━━━ SUPPLIED RECORDS ━━━

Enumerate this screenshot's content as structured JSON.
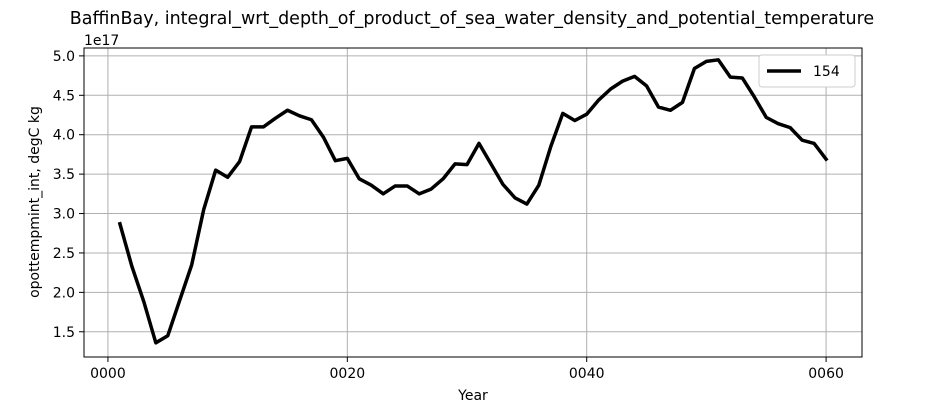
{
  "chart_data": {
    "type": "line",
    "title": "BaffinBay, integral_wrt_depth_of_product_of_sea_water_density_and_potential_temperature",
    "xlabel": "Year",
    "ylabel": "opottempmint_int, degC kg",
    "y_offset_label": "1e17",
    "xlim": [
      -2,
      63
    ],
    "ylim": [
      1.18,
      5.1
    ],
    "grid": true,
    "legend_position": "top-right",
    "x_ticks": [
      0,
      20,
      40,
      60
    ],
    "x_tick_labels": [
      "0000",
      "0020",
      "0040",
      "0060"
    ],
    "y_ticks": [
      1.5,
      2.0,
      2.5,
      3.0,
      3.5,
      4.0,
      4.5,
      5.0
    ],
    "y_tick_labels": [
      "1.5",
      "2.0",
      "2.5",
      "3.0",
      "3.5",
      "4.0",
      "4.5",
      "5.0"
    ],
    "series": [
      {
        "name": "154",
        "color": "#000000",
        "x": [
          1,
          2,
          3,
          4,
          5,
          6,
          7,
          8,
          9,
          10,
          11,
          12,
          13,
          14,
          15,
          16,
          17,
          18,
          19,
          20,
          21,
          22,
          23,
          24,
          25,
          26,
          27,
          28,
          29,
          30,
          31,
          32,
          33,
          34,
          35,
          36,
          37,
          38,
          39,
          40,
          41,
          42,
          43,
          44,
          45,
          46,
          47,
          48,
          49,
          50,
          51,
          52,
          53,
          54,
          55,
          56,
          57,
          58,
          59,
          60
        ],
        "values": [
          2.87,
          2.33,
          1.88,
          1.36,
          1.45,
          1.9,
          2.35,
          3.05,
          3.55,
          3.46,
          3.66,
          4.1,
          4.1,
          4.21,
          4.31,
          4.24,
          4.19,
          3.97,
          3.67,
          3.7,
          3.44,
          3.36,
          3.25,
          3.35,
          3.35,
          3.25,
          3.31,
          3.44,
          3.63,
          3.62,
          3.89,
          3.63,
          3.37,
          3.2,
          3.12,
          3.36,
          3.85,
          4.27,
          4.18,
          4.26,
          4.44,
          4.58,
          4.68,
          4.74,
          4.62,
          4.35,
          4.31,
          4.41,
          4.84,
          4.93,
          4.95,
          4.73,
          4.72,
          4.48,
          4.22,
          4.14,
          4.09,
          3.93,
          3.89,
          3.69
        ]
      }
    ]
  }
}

━━━

Print every entry exactly as written, without the pictures.

*RESPONSE TO THIS TASK*:
Enumerate this screenshot's content as structured JSON.
{
  "chart_data": {
    "type": "line",
    "title": "BaffinBay, integral_wrt_depth_of_product_of_sea_water_density_and_potential_temperature",
    "xlabel": "Year",
    "ylabel": "opottempmint_int, degC kg",
    "y_offset_label": "1e17",
    "xlim": [
      -2,
      63
    ],
    "ylim": [
      1.18,
      5.1
    ],
    "grid": true,
    "legend_position": "top-right",
    "x_ticks": [
      0,
      20,
      40,
      60
    ],
    "x_tick_labels": [
      "0000",
      "0020",
      "0040",
      "0060"
    ],
    "y_ticks": [
      1.5,
      2.0,
      2.5,
      3.0,
      3.5,
      4.0,
      4.5,
      5.0
    ],
    "y_tick_labels": [
      "1.5",
      "2.0",
      "2.5",
      "3.0",
      "3.5",
      "4.0",
      "4.5",
      "5.0"
    ],
    "series": [
      {
        "name": "154",
        "color": "#000000",
        "x": [
          1,
          2,
          3,
          4,
          5,
          6,
          7,
          8,
          9,
          10,
          11,
          12,
          13,
          14,
          15,
          16,
          17,
          18,
          19,
          20,
          21,
          22,
          23,
          24,
          25,
          26,
          27,
          28,
          29,
          30,
          31,
          32,
          33,
          34,
          35,
          36,
          37,
          38,
          39,
          40,
          41,
          42,
          43,
          44,
          45,
          46,
          47,
          48,
          49,
          50,
          51,
          52,
          53,
          54,
          55,
          56,
          57,
          58,
          59,
          60
        ],
        "values": [
          2.87,
          2.33,
          1.88,
          1.36,
          1.45,
          1.9,
          2.35,
          3.05,
          3.55,
          3.46,
          3.66,
          4.1,
          4.1,
          4.21,
          4.31,
          4.24,
          4.19,
          3.97,
          3.67,
          3.7,
          3.44,
          3.36,
          3.25,
          3.35,
          3.35,
          3.25,
          3.31,
          3.44,
          3.63,
          3.62,
          3.89,
          3.63,
          3.37,
          3.2,
          3.12,
          3.36,
          3.85,
          4.27,
          4.18,
          4.26,
          4.44,
          4.58,
          4.68,
          4.74,
          4.62,
          4.35,
          4.31,
          4.41,
          4.84,
          4.93,
          4.95,
          4.73,
          4.72,
          4.48,
          4.22,
          4.14,
          4.09,
          3.93,
          3.89,
          3.69
        ]
      }
    ]
  }
}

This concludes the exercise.